■ **確認用の文章**
::::::::
ずぼら運動学

【医師解説】握力と寿命の関係。弱くなった時の対策は?握力年齢の自動計算フォーム付き

病院外で心臓病を患う方に運動指導をしています。そこでは握力を体力の指標として使っています。

先週握力がなぜ重要かという質問を受けました。

今日は握力が我々の健康、特に寿命にどのように影響を及ぼすかについて、科学的な見地から解説します。

握力と寿命の関係

握力と寿命、一見するとあまり関連性がないように思えますよね。

しかし、実はこれらは密接に関連しています。握力が強い人は全般的に長生きし、心疾患やがんなどの重大な健康問題のリスクが低いことが、多くの科学的な研究から明らかになっています。

14万人以上の成人を対象に握力を測定し、その健康影響を調査した研究があります。その結果、握力が弱い人々は早く亡くなってしまう事、特に心血管の病気によってなくなってしまうリスクが高いことが明らかになりました。(Lancet 2015;386:266-73

これは、心臓病の方に限っても同様で、心不全の人でも握力が低いと、早くなくなってしまうリスクが高くなることが示されています(J Card Fail. 2023;29:911-918

握力と寿命が関係するメカニズム

では、なぜ握力が単に腕の筋量や筋力だけでなく、寿命にまで関係するのでしょうか?

これは握力が我々の全体的な筋肉の力、そして体の健康状態を反映するからです。
::::::::
■ **表示中の一覧**

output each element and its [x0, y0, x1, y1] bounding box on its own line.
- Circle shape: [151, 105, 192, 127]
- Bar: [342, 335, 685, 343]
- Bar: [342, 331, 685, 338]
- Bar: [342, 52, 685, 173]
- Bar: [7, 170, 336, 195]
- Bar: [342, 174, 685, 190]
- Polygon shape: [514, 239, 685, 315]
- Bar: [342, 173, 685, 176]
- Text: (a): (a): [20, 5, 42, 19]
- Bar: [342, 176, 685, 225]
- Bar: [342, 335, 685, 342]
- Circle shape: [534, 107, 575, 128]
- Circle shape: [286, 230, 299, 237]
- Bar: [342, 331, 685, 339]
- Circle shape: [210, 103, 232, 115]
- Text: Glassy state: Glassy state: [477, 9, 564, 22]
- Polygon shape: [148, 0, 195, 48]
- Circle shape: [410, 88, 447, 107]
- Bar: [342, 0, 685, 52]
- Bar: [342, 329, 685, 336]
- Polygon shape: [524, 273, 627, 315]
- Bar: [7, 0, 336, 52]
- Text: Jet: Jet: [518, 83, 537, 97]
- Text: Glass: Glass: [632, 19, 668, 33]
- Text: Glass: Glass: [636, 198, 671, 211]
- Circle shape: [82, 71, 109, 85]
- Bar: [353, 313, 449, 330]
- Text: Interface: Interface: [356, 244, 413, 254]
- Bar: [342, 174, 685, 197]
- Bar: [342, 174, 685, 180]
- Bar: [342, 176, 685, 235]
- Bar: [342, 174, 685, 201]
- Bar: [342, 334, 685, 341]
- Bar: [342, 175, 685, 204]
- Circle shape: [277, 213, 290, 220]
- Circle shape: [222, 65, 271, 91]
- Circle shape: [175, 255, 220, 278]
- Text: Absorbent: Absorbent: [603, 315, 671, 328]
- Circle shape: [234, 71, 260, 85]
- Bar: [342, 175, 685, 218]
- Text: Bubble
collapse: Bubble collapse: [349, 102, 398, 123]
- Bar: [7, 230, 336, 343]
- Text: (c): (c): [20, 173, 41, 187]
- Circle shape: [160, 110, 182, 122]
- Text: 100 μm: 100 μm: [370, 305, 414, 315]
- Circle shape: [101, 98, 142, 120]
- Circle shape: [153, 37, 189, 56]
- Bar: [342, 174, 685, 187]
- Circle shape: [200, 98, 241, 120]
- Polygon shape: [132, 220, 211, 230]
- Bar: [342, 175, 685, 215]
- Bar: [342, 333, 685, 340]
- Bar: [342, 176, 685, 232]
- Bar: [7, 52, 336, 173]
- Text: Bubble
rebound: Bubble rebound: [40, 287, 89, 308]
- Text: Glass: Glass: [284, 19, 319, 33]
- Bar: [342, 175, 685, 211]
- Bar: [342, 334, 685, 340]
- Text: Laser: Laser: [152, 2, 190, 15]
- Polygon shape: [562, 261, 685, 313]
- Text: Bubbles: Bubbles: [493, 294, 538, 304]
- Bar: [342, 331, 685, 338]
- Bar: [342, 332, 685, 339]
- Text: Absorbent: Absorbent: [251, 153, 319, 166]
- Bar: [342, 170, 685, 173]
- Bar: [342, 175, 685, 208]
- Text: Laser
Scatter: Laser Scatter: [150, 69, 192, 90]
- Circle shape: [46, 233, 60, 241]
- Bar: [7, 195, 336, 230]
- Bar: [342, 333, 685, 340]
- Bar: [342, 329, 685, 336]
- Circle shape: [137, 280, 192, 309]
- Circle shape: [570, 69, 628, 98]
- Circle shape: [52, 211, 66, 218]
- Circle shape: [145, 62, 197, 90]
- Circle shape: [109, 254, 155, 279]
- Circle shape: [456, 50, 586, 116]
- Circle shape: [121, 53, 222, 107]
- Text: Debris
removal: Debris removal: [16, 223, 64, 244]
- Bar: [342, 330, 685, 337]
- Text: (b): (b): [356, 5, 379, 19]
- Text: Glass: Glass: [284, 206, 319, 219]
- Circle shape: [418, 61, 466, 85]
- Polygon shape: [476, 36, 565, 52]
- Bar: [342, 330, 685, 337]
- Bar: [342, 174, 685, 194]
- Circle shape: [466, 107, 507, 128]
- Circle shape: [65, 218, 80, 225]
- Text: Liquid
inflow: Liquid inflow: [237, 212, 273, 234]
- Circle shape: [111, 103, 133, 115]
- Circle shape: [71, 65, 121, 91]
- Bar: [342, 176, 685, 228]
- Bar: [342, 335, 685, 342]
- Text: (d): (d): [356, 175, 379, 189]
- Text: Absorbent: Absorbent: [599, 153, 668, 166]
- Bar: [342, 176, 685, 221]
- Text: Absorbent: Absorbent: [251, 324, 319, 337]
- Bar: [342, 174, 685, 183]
::::::::
■ **やること**
**1.** 握力と寿命についての文章を読んで、次の問いに答えてください。
(a) 書き手は病院の外で、どんな人に運動指導をしていますか。
(b) 握力を測ってその健康への影響を調べた研究では、何人以上の大人が対象でしたか。
(c) 握力が寿命にまで関係するのはなぜだと書かれていますか。
**2.** 握力と寿命についての文章を、最後の文のあとから書き進めてください。

■ **課題ごとの答え**
**1.**
(a) 心臓病を患う方
(b) 14万人以上
(c) 握力が、体全体の筋肉の力と体の健康状態を映し出すからです。

**2.**
握力がある人は、腕の筋肉がある人です。

腕の筋肉がある人は、全身にも筋肉がある人です。

全身に筋肉がある人は、体力がある人で、長生きする人なんです。

弱い握力は、全体的な筋肉量の減少を示す可能性があります。そして、これは加齢による筋肉量や筋力の低下を示す可能性があります。

最近、話題になっているフレイルの基準にも握力が低い事は採用されています。

フレイルの指標の1つである

昨今話題になっているフレイル。

これは要介護状態の手間の状態であり、ここで対応すれば、体の機能を戻すことができる可逆的な状態であるとされています。

ですから、フレイルの状態に気が付き、対応する事が、いつまでの元気で自分の力で生きくためには重要です。

そのフレイルの基準の1つとして握力が使用されています。

具体的には、男性で握力<28kg、女性で握力<18kg であればフレイルの可能性が上がります。

参考に日本版フレイルの基準はこちらです。

項目評価基準
体重減少6か月で、2kg以上の(意図しない)体重減少
筋力低下握力:男性<28kg、女性<18kg
疲労感(ここ2週間)わけもなく疲れたような感じがする
歩行速度通常歩行速度<1.0m/秒
身体活動1.軽い運動・体操をしていますか?
2.定期的な運動・スポーツをしていますか?
上記の2つのいずれも「週に1回もしていない」と回答

年齢別の握力の平均

スポーツ庁が毎年、体力・運動能力調査を行っており、その中で各年代の握力の全国調査が行われています。

この値を参考に現在の自分が同年代の中で握力が高いのか低いのかを判断するすることができます。

令和3年度体力・運動能力調査(スポーツ庁)より引用>

 握力(kg)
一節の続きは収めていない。